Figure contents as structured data
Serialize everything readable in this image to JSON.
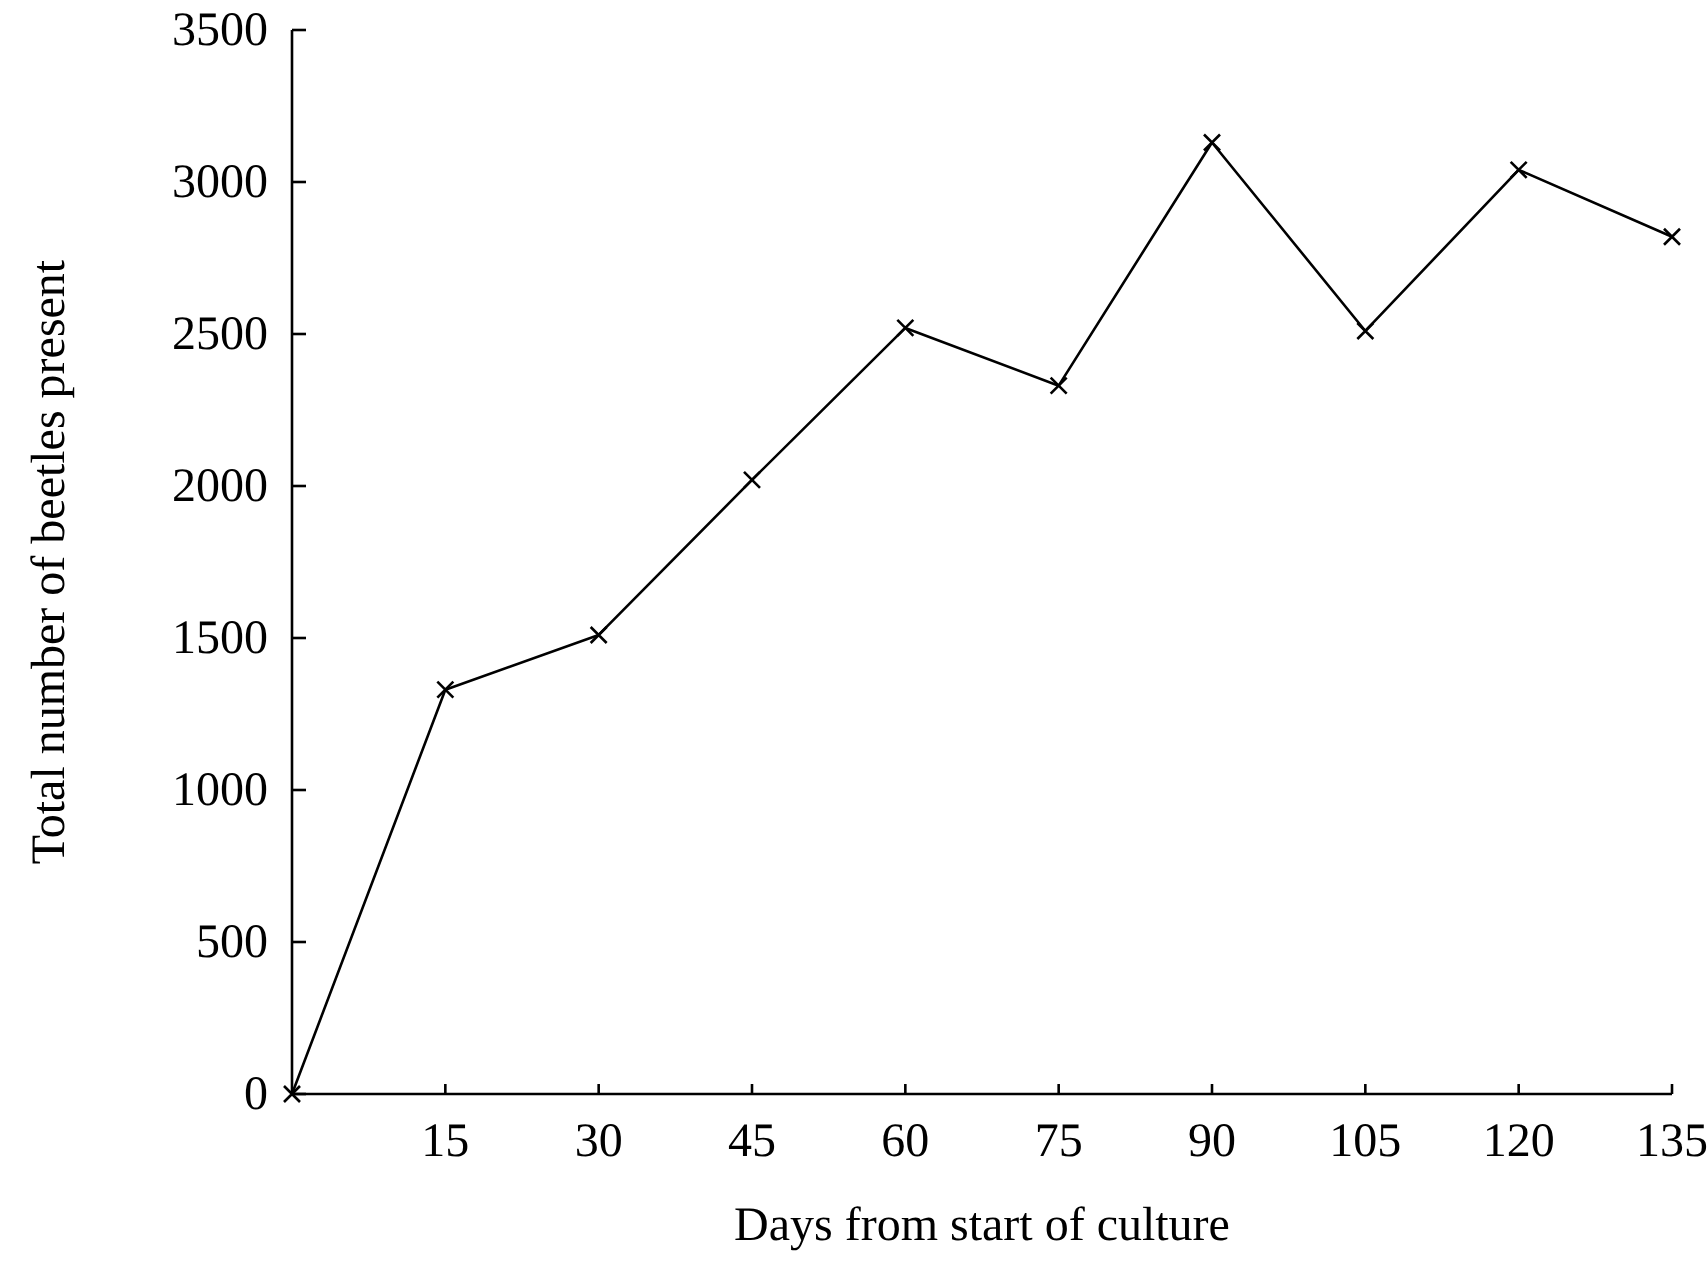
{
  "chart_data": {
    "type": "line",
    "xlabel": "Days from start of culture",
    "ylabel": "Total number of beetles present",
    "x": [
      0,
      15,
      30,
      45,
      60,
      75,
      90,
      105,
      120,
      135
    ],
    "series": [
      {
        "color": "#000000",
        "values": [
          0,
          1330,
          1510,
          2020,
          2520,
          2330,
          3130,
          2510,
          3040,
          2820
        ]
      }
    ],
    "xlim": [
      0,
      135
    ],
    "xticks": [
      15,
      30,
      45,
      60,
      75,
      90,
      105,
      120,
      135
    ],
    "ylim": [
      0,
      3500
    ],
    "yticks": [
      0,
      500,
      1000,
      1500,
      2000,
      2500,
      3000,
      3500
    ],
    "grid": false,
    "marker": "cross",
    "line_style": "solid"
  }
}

- DIRECTION:
Copy every record above exactly, leaving out any pictures.

- THE RESULT:
Serialize everything readable in this image to JSON.
{
  "chart_data": {
    "type": "line",
    "xlabel": "Days from start of culture",
    "ylabel": "Total number of beetles present",
    "x": [
      0,
      15,
      30,
      45,
      60,
      75,
      90,
      105,
      120,
      135
    ],
    "series": [
      {
        "color": "#000000",
        "values": [
          0,
          1330,
          1510,
          2020,
          2520,
          2330,
          3130,
          2510,
          3040,
          2820
        ]
      }
    ],
    "xlim": [
      0,
      135
    ],
    "xticks": [
      15,
      30,
      45,
      60,
      75,
      90,
      105,
      120,
      135
    ],
    "ylim": [
      0,
      3500
    ],
    "yticks": [
      0,
      500,
      1000,
      1500,
      2000,
      2500,
      3000,
      3500
    ],
    "grid": false,
    "marker": "cross",
    "line_style": "solid"
  }
}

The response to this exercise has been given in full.